Extract each line containing the string "normal".

---------- ENTRIES

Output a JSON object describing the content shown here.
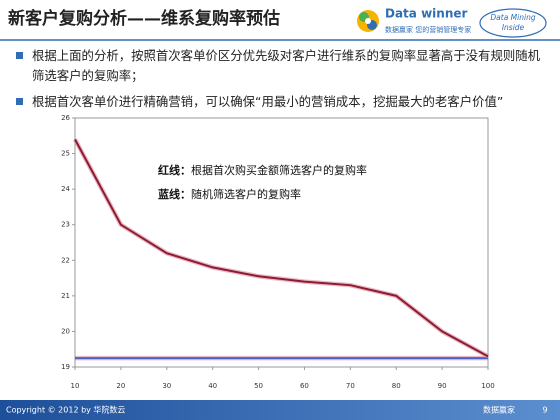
{
  "header": {
    "title": "新客户复购分析——维系复购率预估",
    "logo_name": "Data winner",
    "logo_slogan": "数据赢家 您的营销管理专家",
    "badge": [
      "Data Mining",
      "Inside"
    ]
  },
  "bullets": [
    "根据上面的分析，按照首次客单价区分优先级对客户进行维系的复购率显著高于没有规则随机筛选客户的复购率；",
    "根据首次客单价进行精确营销，可以确保“用最小的营销成本，挖掘最大的老客户价值”"
  ],
  "chart_data": {
    "type": "line",
    "x": [
      10,
      20,
      30,
      40,
      50,
      60,
      70,
      80,
      90,
      100
    ],
    "series": [
      {
        "key": "红线：",
        "name": "根据首次购买金额筛选客户的复购率",
        "color": "#8e1b30",
        "values": [
          25.4,
          23.0,
          22.2,
          21.8,
          21.55,
          21.4,
          21.3,
          21.0,
          20.0,
          19.3
        ]
      },
      {
        "key": "蓝线：",
        "name": "随机筛选客户的复购率",
        "color": "#4b63c8",
        "values": [
          19.25,
          19.25,
          19.25,
          19.25,
          19.25,
          19.25,
          19.25,
          19.25,
          19.25,
          19.25
        ]
      }
    ],
    "xlim": [
      10,
      100
    ],
    "xticks": [
      10,
      20,
      30,
      40,
      50,
      60,
      70,
      80,
      90,
      100
    ],
    "ylim": [
      19,
      26
    ],
    "yticks": [
      19,
      20,
      21,
      22,
      23,
      24,
      25,
      26
    ]
  },
  "footer": {
    "copyright": "Copyright © 2012 by 华院数云",
    "brand": "数据赢家",
    "page": "9"
  }
}
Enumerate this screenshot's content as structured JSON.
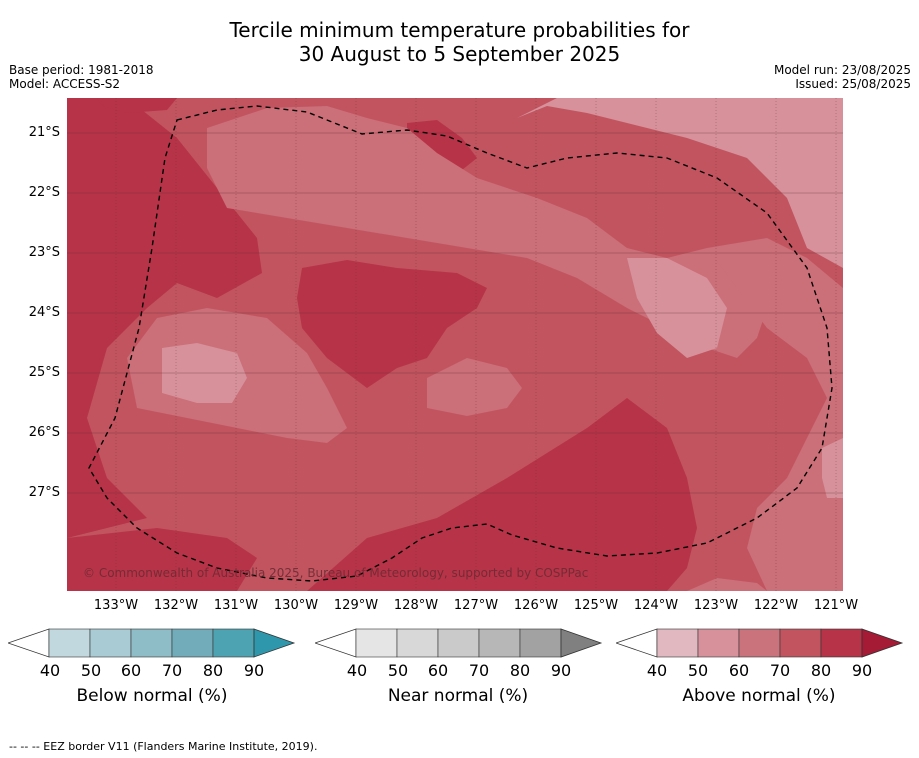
{
  "title_line1": "Tercile minimum temperature probabilities for",
  "title_line2": "30 August to 5 September 2025",
  "meta_left": [
    "Base period: 1981-2018",
    "Model: ACCESS-S2"
  ],
  "meta_right": [
    "Model run: 23/08/2025",
    "Issued: 25/08/2025"
  ],
  "copyright": "© Commonwealth of Australia 2025, Bureau of Meteorology, supported by COSPPac",
  "lat_labels": [
    "21°S",
    "22°S",
    "23°S",
    "24°S",
    "25°S",
    "26°S",
    "27°S"
  ],
  "lon_labels": [
    "133°W",
    "132°W",
    "131°W",
    "130°W",
    "129°W",
    "128°W",
    "127°W",
    "126°W",
    "125°W",
    "124°W",
    "123°W",
    "122°W",
    "121°W"
  ],
  "colorbars": [
    {
      "title": "Below normal (%)",
      "ticks": [
        "40",
        "50",
        "60",
        "70",
        "80",
        "90"
      ],
      "colors": [
        "#c0d8de",
        "#a9cbd3",
        "#8ebcc7",
        "#72acba",
        "#4ea3b2",
        "#2f97ab"
      ]
    },
    {
      "title": "Near normal (%)",
      "ticks": [
        "40",
        "50",
        "60",
        "70",
        "80",
        "90"
      ],
      "colors": [
        "#e5e5e5",
        "#d8d8d8",
        "#cacaca",
        "#b7b7b7",
        "#a2a2a2",
        "#808080"
      ]
    },
    {
      "title": "Above normal (%)",
      "ticks": [
        "40",
        "50",
        "60",
        "70",
        "80",
        "90"
      ],
      "colors": [
        "#e2b8c0",
        "#d6919b",
        "#cb737d",
        "#c1545f",
        "#b73348",
        "#a51a34"
      ]
    }
  ],
  "footer": "-- -- -- EEZ border V11 (Flanders Marine Institute, 2019).",
  "map_colors": {
    "c50": "#d6919b",
    "c60": "#cb6f78",
    "c70": "#c1545f",
    "c80": "#b73348"
  }
}
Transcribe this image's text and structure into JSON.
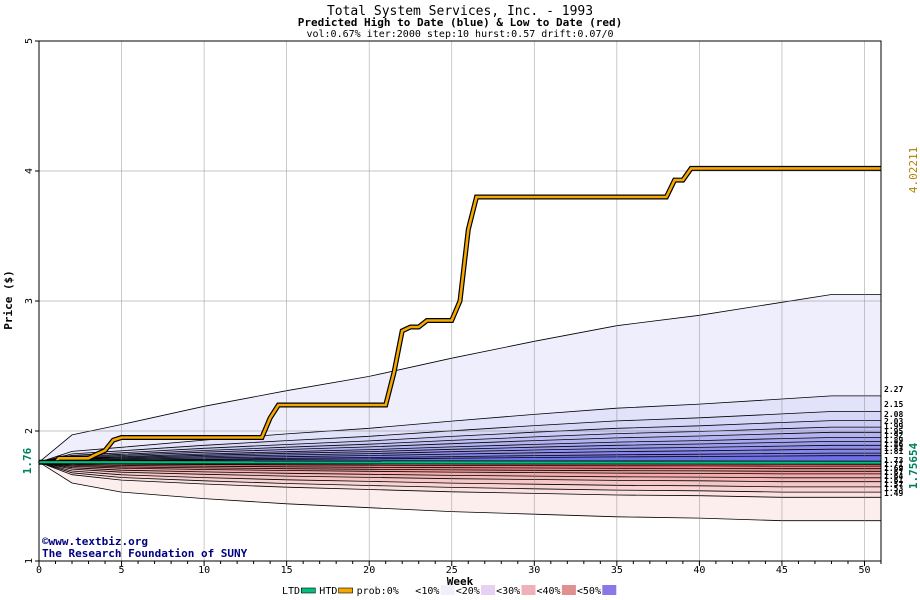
{
  "chart_data": {
    "type": "line",
    "title": "Total System Services, Inc. - 1993",
    "subtitle": "Predicted High to Date (blue) &  Low to Date (red)",
    "params": "vol:0.67% iter:2000 step:10 hurst:0.57 drift:0.07/0",
    "xlabel": "Week",
    "ylabel": "Price ($)",
    "xlim": [
      0,
      51
    ],
    "ylim": [
      1,
      5
    ],
    "x_ticks": [
      0,
      5,
      10,
      15,
      20,
      25,
      30,
      35,
      40,
      45,
      50
    ],
    "y_ticks": [
      1,
      2,
      3,
      4,
      5
    ],
    "grid": true,
    "start_price": 1.76,
    "start_label": "1.76",
    "htd_final": 4.02211,
    "htd_label": "4.02211",
    "ltd_final": 1.75654,
    "ltd_label": "1.75654",
    "colors": {
      "htd": "#f5a800",
      "ltd": "#00c080",
      "htd_label": "#b08000",
      "ltd_label": "#008060",
      "band_high_light": "#eeeefc",
      "band_high_dark": "#6f6fe8",
      "band_low_light": "#fdeeee",
      "band_low_dark": "#ec7878",
      "grid": "#808080",
      "credit": "#000080"
    },
    "series": [
      {
        "name": "HTD",
        "x": [
          0,
          1,
          1.2,
          3,
          3.3,
          4,
          4.5,
          5,
          13.5,
          14,
          14.5,
          21,
          21.5,
          22,
          22.5,
          23,
          23.5,
          25,
          25.5,
          26,
          26.5,
          38,
          38.5,
          39,
          39.5,
          51
        ],
        "y": [
          1.76,
          1.76,
          1.79,
          1.79,
          1.81,
          1.85,
          1.93,
          1.95,
          1.95,
          2.1,
          2.2,
          2.2,
          2.45,
          2.77,
          2.8,
          2.8,
          2.85,
          2.85,
          3.0,
          3.55,
          3.8,
          3.8,
          3.93,
          3.93,
          4.02,
          4.02
        ]
      },
      {
        "name": "LTD",
        "x": [
          0,
          51
        ],
        "y": [
          1.76,
          1.756
        ]
      }
    ],
    "high_bands": {
      "x": [
        0,
        2,
        5,
        10,
        15,
        20,
        25,
        30,
        35,
        40,
        45,
        48,
        51
      ],
      "max": [
        1.76,
        1.97,
        2.05,
        2.19,
        2.31,
        2.42,
        2.56,
        2.69,
        2.81,
        2.89,
        2.99,
        3.05,
        3.05
      ],
      "ends": [
        2.27,
        2.15,
        2.08,
        2.03,
        1.99,
        1.95,
        1.92,
        1.89,
        1.86,
        1.83,
        1.81
      ]
    },
    "low_bands": {
      "x": [
        0,
        2,
        5,
        10,
        15,
        20,
        25,
        30,
        35,
        40,
        45,
        48,
        51
      ],
      "min": [
        1.76,
        1.6,
        1.53,
        1.48,
        1.44,
        1.41,
        1.38,
        1.36,
        1.34,
        1.33,
        1.31,
        1.31,
        1.31
      ],
      "ends": [
        1.73,
        1.71,
        1.69,
        1.67,
        1.64,
        1.61,
        1.57,
        1.53,
        1.49
      ]
    },
    "end_labels_high": [
      "2.27",
      "2.15",
      "2.08",
      "2.03",
      "1.99",
      "1.95",
      "1.92",
      "1.89",
      "1.86",
      "1.83",
      "1.81"
    ],
    "end_labels_low": [
      "1.73",
      "1.71",
      "1.69",
      "1.67",
      "1.64",
      "1.61",
      "1.57",
      "1.53",
      "1.49"
    ],
    "legend": {
      "items": [
        "LTD",
        "HTD",
        "prob:0%",
        "<10%",
        "<20%",
        "<30%",
        "<40%",
        "<50%"
      ],
      "placement": "bottom"
    },
    "credits": [
      "©www.textbiz.org",
      "The Research Foundation of SUNY"
    ]
  }
}
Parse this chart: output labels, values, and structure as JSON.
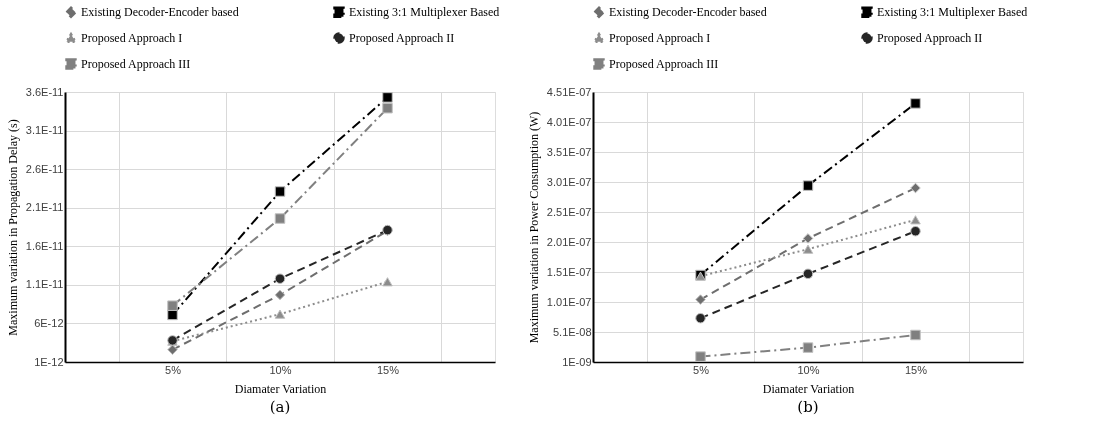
{
  "chart_data": [
    {
      "type": "line",
      "xlabel": "Diamater Variation",
      "ylabel": "Maximum  variation in Propagation Delay (s)",
      "annotations": [
        "(a)"
      ],
      "categories": [
        "5%",
        "10%",
        "15%"
      ],
      "ylim": [
        1e-12,
        3.6e-11
      ],
      "yticks": [
        {
          "value": 1e-12,
          "label": "1E-12"
        },
        {
          "value": 6e-12,
          "label": "6E-12"
        },
        {
          "value": 1.1e-11,
          "label": "1.1E-11"
        },
        {
          "value": 1.6e-11,
          "label": "1.6E-11"
        },
        {
          "value": 2.1e-11,
          "label": "2.1E-11"
        },
        {
          "value": 2.6e-11,
          "label": "2.6E-11"
        },
        {
          "value": 3.1e-11,
          "label": "3.1E-11"
        },
        {
          "value": 3.6e-11,
          "label": "3.6E-11"
        }
      ],
      "grid": true,
      "legend": "top",
      "series": [
        {
          "name": "Existing Decoder-Encoder based",
          "color": "#6e6e6e",
          "marker": "diamond",
          "line_style": "dashed",
          "values": [
            2.6e-12,
            9.7e-12,
            1.8e-11
          ]
        },
        {
          "name": "Existing 3:1 Multiplexer Based",
          "color": "#000000",
          "marker": "square",
          "line_style": "dashdot",
          "values": [
            7.1e-12,
            2.31e-11,
            3.53e-11
          ]
        },
        {
          "name": "Proposed Approach I",
          "color": "#8c8c8c",
          "marker": "triangle",
          "line_style": "dotted",
          "values": [
            3.7e-12,
            7.2e-12,
            1.14e-11
          ]
        },
        {
          "name": "Proposed Approach II",
          "color": "#262626",
          "marker": "circle",
          "line_style": "dashed",
          "values": [
            3.8e-12,
            1.18e-11,
            1.81e-11
          ]
        },
        {
          "name": "Proposed Approach III",
          "color": "#808080",
          "marker": "square",
          "line_style": "dashdot",
          "values": [
            8.3e-12,
            1.96e-11,
            3.39e-11
          ]
        }
      ]
    },
    {
      "type": "line",
      "xlabel": "Diamater Variation",
      "ylabel": "Maximum variation in Power Consumption (W)",
      "annotations": [
        "(b)"
      ],
      "categories": [
        "5%",
        "10%",
        "15%"
      ],
      "ylim": [
        1e-09,
        4.51e-07
      ],
      "yticks": [
        {
          "value": 1e-09,
          "label": "1E-09"
        },
        {
          "value": 5.1e-08,
          "label": "5.1E-08"
        },
        {
          "value": 1.01e-07,
          "label": "1.01E-07"
        },
        {
          "value": 1.51e-07,
          "label": "1.51E-07"
        },
        {
          "value": 2.01e-07,
          "label": "2.01E-07"
        },
        {
          "value": 2.51e-07,
          "label": "2.51E-07"
        },
        {
          "value": 3.01e-07,
          "label": "3.01E-07"
        },
        {
          "value": 3.51e-07,
          "label": "3.51E-07"
        },
        {
          "value": 4.01e-07,
          "label": "4.01E-07"
        },
        {
          "value": 4.51e-07,
          "label": "4.51E-07"
        }
      ],
      "grid": true,
      "legend": "top",
      "series": [
        {
          "name": "Existing Decoder-Encoder based",
          "color": "#6e6e6e",
          "marker": "diamond",
          "line_style": "dashed",
          "values": [
            1.05e-07,
            2.07e-07,
            2.91e-07
          ]
        },
        {
          "name": "Existing 3:1 Multiplexer Based",
          "color": "#000000",
          "marker": "square",
          "line_style": "dashdot",
          "values": [
            1.46e-07,
            2.95e-07,
            4.32e-07
          ]
        },
        {
          "name": "Proposed Approach I",
          "color": "#8c8c8c",
          "marker": "triangle",
          "line_style": "dotted",
          "values": [
            1.44e-07,
            1.89e-07,
            2.38e-07
          ]
        },
        {
          "name": "Proposed Approach II",
          "color": "#262626",
          "marker": "circle",
          "line_style": "dashed",
          "values": [
            7.4e-08,
            1.48e-07,
            2.19e-07
          ]
        },
        {
          "name": "Proposed Approach III",
          "color": "#808080",
          "marker": "square",
          "line_style": "dashdot",
          "values": [
            1e-08,
            2.5e-08,
            4.6e-08
          ]
        }
      ]
    }
  ]
}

--------------------

● **TASK RESPONSE**
      "title": "Below normal (%)",
      "title": "Near normal (%)",
      "title": "Above normal (%)",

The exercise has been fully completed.